◆ **Task details**
Return the material exactly as supplied, apart from the pictures, which are omitted.

◆ **The records**
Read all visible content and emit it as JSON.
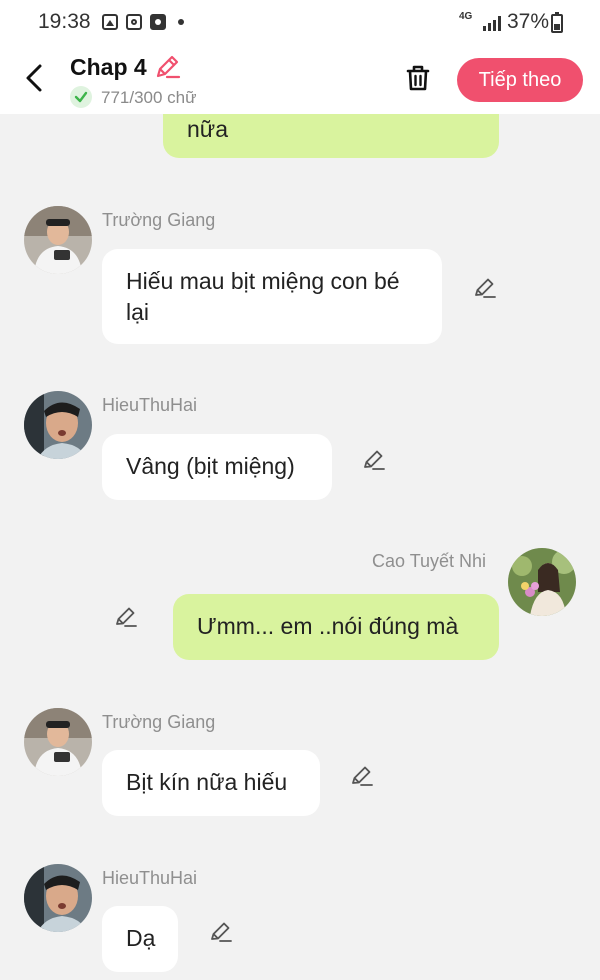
{
  "status_bar": {
    "time": "19:38",
    "network": "4G",
    "battery": "37%"
  },
  "header": {
    "title": "Chap 4",
    "word_count": "771/300 chữ",
    "next_button": "Tiếp theo"
  },
  "colors": {
    "accent": "#f0506e",
    "my_bubble": "#d9f39e",
    "other_bubble": "#ffffff",
    "background": "#f2f2f2"
  },
  "messages": [
    {
      "sender": "",
      "text": "nữa",
      "side": "right"
    },
    {
      "sender": "Trường Giang",
      "text": "Hiếu mau bịt miệng con bé lại",
      "side": "left"
    },
    {
      "sender": "HieuThuHai",
      "text": "Vâng (bịt miệng)",
      "side": "left"
    },
    {
      "sender": "Cao Tuyết Nhi",
      "text": "Ưmm... em ..nói đúng mà",
      "side": "right"
    },
    {
      "sender": "Trường Giang",
      "text": "Bịt kín nữa hiếu",
      "side": "left"
    },
    {
      "sender": "HieuThuHai",
      "text": "Dạ",
      "side": "left"
    }
  ]
}
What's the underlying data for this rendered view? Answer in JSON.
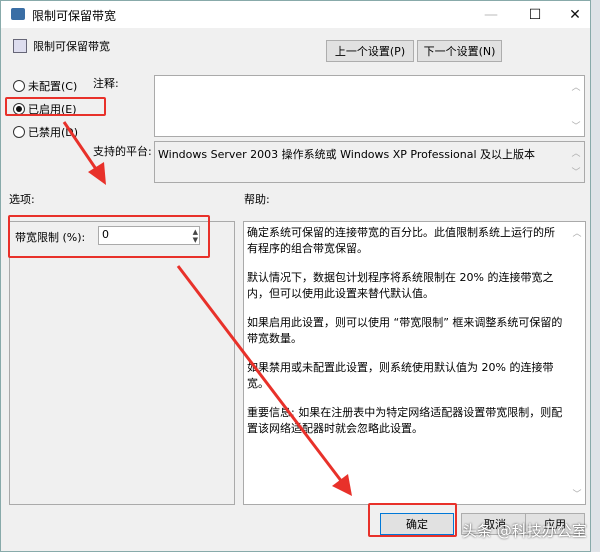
{
  "window": {
    "title": "限制可保留带宽",
    "minimize": "—",
    "maximize": "☐",
    "close": "✕"
  },
  "header": {
    "policy_name": "限制可保留带宽",
    "prev_button": "上一个设置(P)",
    "next_button": "下一个设置(N)"
  },
  "radios": [
    {
      "label": "未配置(C)",
      "checked": false
    },
    {
      "label": "已启用(E)",
      "checked": true
    },
    {
      "label": "已禁用(D)",
      "checked": false
    }
  ],
  "comment": {
    "label": "注释:",
    "value": ""
  },
  "platform": {
    "label": "支持的平台:",
    "value": "Windows Server 2003 操作系统或 Windows XP Professional 及以上版本"
  },
  "options": {
    "label": "选项:",
    "field_label": "带宽限制 (%):",
    "field_value": "0"
  },
  "help": {
    "label": "帮助:",
    "paragraphs": [
      "确定系统可保留的连接带宽的百分比。此值限制系统上运行的所有程序的组合带宽保留。",
      "默认情况下，数据包计划程序将系统限制在 20% 的连接带宽之内，但可以使用此设置来替代默认值。",
      "如果启用此设置，则可以使用 “带宽限制” 框来调整系统可保留的带宽数量。",
      "如果禁用或未配置此设置，则系统使用默认值为 20% 的连接带宽。",
      "重要信息: 如果在注册表中为特定网络适配器设置带宽限制，则配置该网络适配器时就会忽略此设置。"
    ]
  },
  "footer": {
    "ok": "确定",
    "cancel": "取消",
    "apply": "应用"
  },
  "watermark": "头条 @科技办公室",
  "annotation_color": "#e8312a"
}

◆ **Reply**
Read all visible content and emit it as JSON.
{
  "status_bar": {
    "time": "19:38",
    "network": "4G",
    "battery": "37%"
  },
  "header": {
    "title": "Chap 4",
    "word_count": "771/300 chữ",
    "next_button": "Tiếp theo"
  },
  "colors": {
    "accent": "#f0506e",
    "my_bubble": "#d9f39e",
    "other_bubble": "#ffffff",
    "background": "#f2f2f2"
  },
  "messages": [
    {
      "sender": "",
      "text": "nữa",
      "side": "right"
    },
    {
      "sender": "Trường Giang",
      "text": "Hiếu mau bịt miệng con bé lại",
      "side": "left"
    },
    {
      "sender": "HieuThuHai",
      "text": "Vâng (bịt miệng)",
      "side": "left"
    },
    {
      "sender": "Cao Tuyết Nhi",
      "text": "Ưmm... em ..nói đúng mà",
      "side": "right"
    },
    {
      "sender": "Trường Giang",
      "text": "Bịt kín nữa hiếu",
      "side": "left"
    },
    {
      "sender": "HieuThuHai",
      "text": "Dạ",
      "side": "left"
    }
  ]
}
What's the underlying data for this rendered view? Answer in JSON.
{
  "window": {
    "title": "限制可保留带宽",
    "minimize": "—",
    "maximize": "☐",
    "close": "✕"
  },
  "header": {
    "policy_name": "限制可保留带宽",
    "prev_button": "上一个设置(P)",
    "next_button": "下一个设置(N)"
  },
  "radios": [
    {
      "label": "未配置(C)",
      "checked": false
    },
    {
      "label": "已启用(E)",
      "checked": true
    },
    {
      "label": "已禁用(D)",
      "checked": false
    }
  ],
  "comment": {
    "label": "注释:",
    "value": ""
  },
  "platform": {
    "label": "支持的平台:",
    "value": "Windows Server 2003 操作系统或 Windows XP Professional 及以上版本"
  },
  "options": {
    "label": "选项:",
    "field_label": "带宽限制 (%):",
    "field_value": "0"
  },
  "help": {
    "label": "帮助:",
    "paragraphs": [
      "确定系统可保留的连接带宽的百分比。此值限制系统上运行的所有程序的组合带宽保留。",
      "默认情况下，数据包计划程序将系统限制在 20% 的连接带宽之内，但可以使用此设置来替代默认值。",
      "如果启用此设置，则可以使用 “带宽限制” 框来调整系统可保留的带宽数量。",
      "如果禁用或未配置此设置，则系统使用默认值为 20% 的连接带宽。",
      "重要信息: 如果在注册表中为特定网络适配器设置带宽限制，则配置该网络适配器时就会忽略此设置。"
    ]
  },
  "footer": {
    "ok": "确定",
    "cancel": "取消",
    "apply": "应用"
  },
  "watermark": "头条 @科技办公室",
  "annotation_color": "#e8312a"
}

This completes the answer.